## Material to process
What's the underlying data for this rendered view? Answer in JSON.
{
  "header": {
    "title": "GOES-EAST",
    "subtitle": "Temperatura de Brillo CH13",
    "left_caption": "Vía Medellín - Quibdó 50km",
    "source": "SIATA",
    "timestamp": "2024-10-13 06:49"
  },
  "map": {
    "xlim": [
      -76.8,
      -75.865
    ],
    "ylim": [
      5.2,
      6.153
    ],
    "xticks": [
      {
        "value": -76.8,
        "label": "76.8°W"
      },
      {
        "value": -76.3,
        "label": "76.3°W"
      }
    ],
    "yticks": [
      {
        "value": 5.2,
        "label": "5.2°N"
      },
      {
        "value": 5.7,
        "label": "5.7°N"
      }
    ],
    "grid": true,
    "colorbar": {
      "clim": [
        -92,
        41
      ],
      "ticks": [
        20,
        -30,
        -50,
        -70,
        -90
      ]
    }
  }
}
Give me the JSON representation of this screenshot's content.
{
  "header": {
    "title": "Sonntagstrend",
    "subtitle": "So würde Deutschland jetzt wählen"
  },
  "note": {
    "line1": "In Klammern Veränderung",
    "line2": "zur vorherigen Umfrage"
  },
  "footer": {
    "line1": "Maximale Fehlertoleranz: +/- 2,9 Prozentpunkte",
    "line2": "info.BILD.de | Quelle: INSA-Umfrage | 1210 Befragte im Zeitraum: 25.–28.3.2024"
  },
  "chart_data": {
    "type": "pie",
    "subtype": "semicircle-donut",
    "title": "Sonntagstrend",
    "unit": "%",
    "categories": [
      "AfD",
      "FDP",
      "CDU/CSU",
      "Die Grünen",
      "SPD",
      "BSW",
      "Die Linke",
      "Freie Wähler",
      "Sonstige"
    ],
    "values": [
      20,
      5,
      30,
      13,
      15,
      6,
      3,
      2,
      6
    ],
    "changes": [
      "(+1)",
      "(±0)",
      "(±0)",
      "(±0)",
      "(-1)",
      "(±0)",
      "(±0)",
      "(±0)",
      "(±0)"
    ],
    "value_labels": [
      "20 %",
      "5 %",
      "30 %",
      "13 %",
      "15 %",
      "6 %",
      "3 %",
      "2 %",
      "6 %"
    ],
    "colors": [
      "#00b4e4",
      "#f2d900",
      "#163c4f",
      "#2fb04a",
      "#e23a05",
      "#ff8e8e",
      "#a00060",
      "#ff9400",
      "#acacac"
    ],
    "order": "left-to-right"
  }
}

## Exercise goal
Print the records above exactly as they appear.

## Exercise solution
What's the underlying data for this rendered view? Answer in JSON.
{
  "header": {
    "title": "GOES-EAST",
    "subtitle": "Temperatura de Brillo CH13",
    "left_caption": "Vía Medellín - Quibdó 50km",
    "source": "SIATA",
    "timestamp": "2024-10-13 06:49"
  },
  "map": {
    "xlim": [
      -76.8,
      -75.865
    ],
    "ylim": [
      5.2,
      6.153
    ],
    "xticks": [
      {
        "value": -76.8,
        "label": "76.8°W"
      },
      {
        "value": -76.3,
        "label": "76.3°W"
      }
    ],
    "yticks": [
      {
        "value": 5.2,
        "label": "5.2°N"
      },
      {
        "value": 5.7,
        "label": "5.7°N"
      }
    ],
    "grid": true,
    "colorbar": {
      "clim": [
        -92,
        41
      ],
      "ticks": [
        20,
        -30,
        -50,
        -70,
        -90
      ]
    }
  }
}
Give me the JSON representation of this screenshot's content.
{
  "header": {
    "title": "Sonntagstrend",
    "subtitle": "So würde Deutschland jetzt wählen"
  },
  "note": {
    "line1": "In Klammern Veränderung",
    "line2": "zur vorherigen Umfrage"
  },
  "footer": {
    "line1": "Maximale Fehlertoleranz: +/- 2,9 Prozentpunkte",
    "line2": "info.BILD.de | Quelle: INSA-Umfrage | 1210 Befragte im Zeitraum: 25.–28.3.2024"
  },
  "chart_data": {
    "type": "pie",
    "subtype": "semicircle-donut",
    "title": "Sonntagstrend",
    "unit": "%",
    "categories": [
      "AfD",
      "FDP",
      "CDU/CSU",
      "Die Grünen",
      "SPD",
      "BSW",
      "Die Linke",
      "Freie Wähler",
      "Sonstige"
    ],
    "values": [
      20,
      5,
      30,
      13,
      15,
      6,
      3,
      2,
      6
    ],
    "changes": [
      "(+1)",
      "(±0)",
      "(±0)",
      "(±0)",
      "(-1)",
      "(±0)",
      "(±0)",
      "(±0)",
      "(±0)"
    ],
    "value_labels": [
      "20 %",
      "5 %",
      "30 %",
      "13 %",
      "15 %",
      "6 %",
      "3 %",
      "2 %",
      "6 %"
    ],
    "colors": [
      "#00b4e4",
      "#f2d900",
      "#163c4f",
      "#2fb04a",
      "#e23a05",
      "#ff8e8e",
      "#a00060",
      "#ff9400",
      "#acacac"
    ],
    "order": "left-to-right"
  }
}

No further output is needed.